Direction: Tally the lines in the listing below that include "Magicka". Answer with the count and nothing more.

[Start of Data shown]

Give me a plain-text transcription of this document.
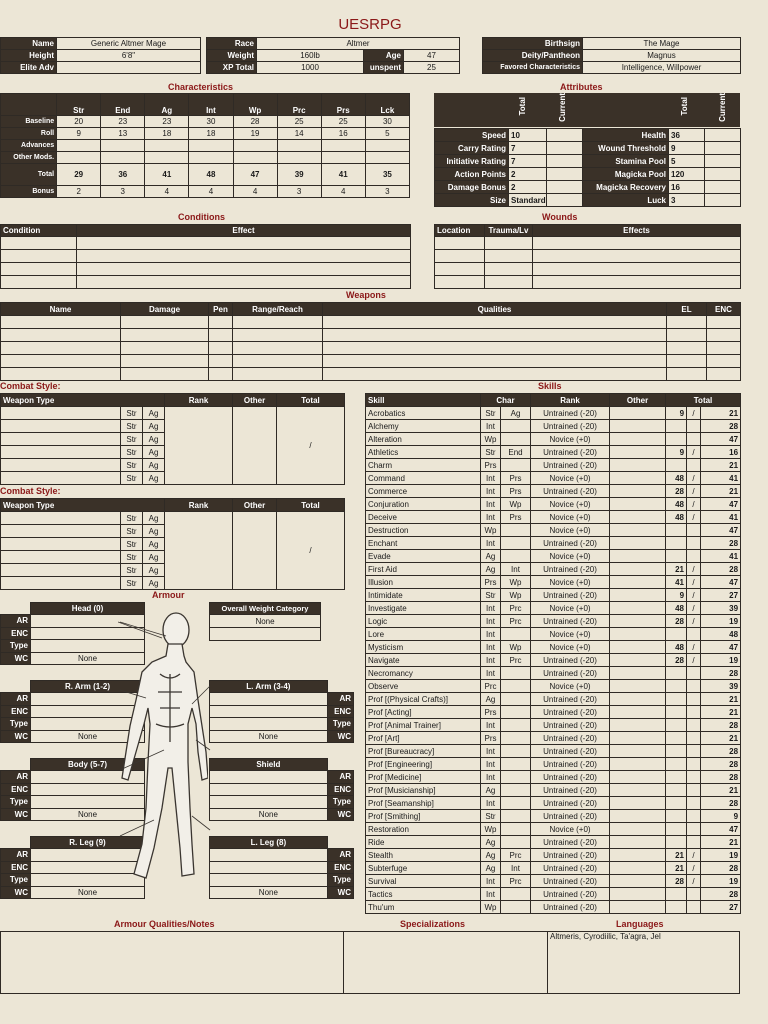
UESRPG
Name	Generic Altmer Mage
Height	6'8"
Elite Adv	
Race	Altmer		
Weight	160lb	Age	47
XP Total	1000	unspent	25
Birthsign	The Mage
Deity/Pantheon	Magnus
Favored Characteristics	Intelligence, Willpower
Characteristics
	Str	End	Ag	Int	Wp	Prc	Prs	Lck
Baseline	20	23	23	30	28	25	25	30
Roll	9	13	18	18	19	14	16	5
Advances								
Other Mods.								
Total	29	36	41	48	47	39	41	35
Bonus	2	3	4	4	4	3	4	3
Attributes
Total	Current	Total	Current
Speed	10		Health	36	
Carry Rating	7		Wound Threshold	9	
Initiative Rating	7		Stamina Pool	5	
Action Points	2		Magicka Pool	120	
Damage Bonus	2		Magicka Recovery	16	
Size	Standard		Luck	3	
Conditions
Condition	Effect

Wounds
Location	Trauma/Lv	Effects

Weapons
Name	Damage	Pen	Range/Reach	Qualities	EL	ENC

Combat Style:
Weapon Type			Rank	Other	Total
	Str	Ag			/
	Str	Ag			
	Str	Ag			
	Str	Ag			
	Str	Ag			
	Str	Ag			
Combat Style:
Weapon Type			Rank	Other	Total
	Str	Ag			/
	Str	Ag			
	Str	Ag			
	Str	Ag			
	Str	Ag			
	Str	Ag			
Skills
Skill	Char		Rank	Other	Total		
Acrobatics	Str	Ag	Untrained (-20)		9	/	21
Alchemy	Int		Untrained (-20)				28
Alteration	Wp		Novice (+0)				47
Athletics	Str	End	Untrained (-20)		9	/	16
Charm	Prs		Untrained (-20)				21
Command	Int	Prs	Novice (+0)		48	/	41
Commerce	Int	Prs	Untrained (-20)		28	/	21
Conjuration	Int	Wp	Novice (+0)		48	/	47
Deceive	Int	Prs	Novice (+0)		48	/	41
Destruction	Wp		Novice (+0)				47
Enchant	Int		Untrained (-20)				28
Evade	Ag		Novice (+0)				41
First Aid	Ag	Int	Untrained (-20)		21	/	28
Illusion	Prs	Wp	Novice (+0)		41	/	47
Intimidate	Str	Wp	Untrained (-20)		9	/	27
Investigate	Int	Prc	Novice (+0)		48	/	39
Logic	Int	Prc	Untrained (-20)		28	/	19
Lore	Int		Novice (+0)				48
Mysticism	Int	Wp	Novice (+0)		48	/	47
Navigate	Int	Prc	Untrained (-20)		28	/	19
Necromancy	Int		Untrained (-20)				28
Observe	Prc		Novice (+0)				39
Prof [(Physical Crafts)]	Ag		Untrained (-20)				21
Prof [Acting]	Prs		Untrained (-20)				21
Prof [Animal Trainer]	Int		Untrained (-20)				28
Prof [Art]	Prs		Untrained (-20)				21
Prof [Bureaucracy]	Int		Untrained (-20)				28
Prof [Engineering]	Int		Untrained (-20)				28
Prof [Medicine]	Int		Untrained (-20)				28
Prof [Musicianship]	Ag		Untrained (-20)				21
Prof [Seamanship]	Int		Untrained (-20)				28
Prof [Smithing]	Str		Untrained (-20)				9
Restoration	Wp		Novice (+0)				47
Ride	Ag		Untrained (-20)				21
Stealth	Ag	Prc	Untrained (-20)		21	/	19
Subterfuge	Ag	Int	Untrained (-20)		21	/	28
Survival	Int	Prc	Untrained (-20)		28	/	19
Tactics	Int		Untrained (-20)				28
Thu'um	Wp		Untrained (-20)				27
Armour
	Head (0)
AR	
ENC	
Type	
WC	None
	R. Arm (1-2)
AR	
ENC	
Type	
WC	None
L. Arm (3-4)	
	AR
	ENC
	Type
None	WC
	Body (5-7)
AR	
ENC	
Type	
WC	None
Shield	
	AR
	ENC
	Type
None	WC
	R. Leg (9)
AR	
ENC	
Type	
WC	None
L. Leg (8)	
	AR
	ENC
	Type
None	WC
Overall Weight Category
None

Armour Qualities/Notes	Specializations	Languages
Altmeris, Cyrodiilic, Ta'agra, Jel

[End of Data shown]

Output of the exercise: 2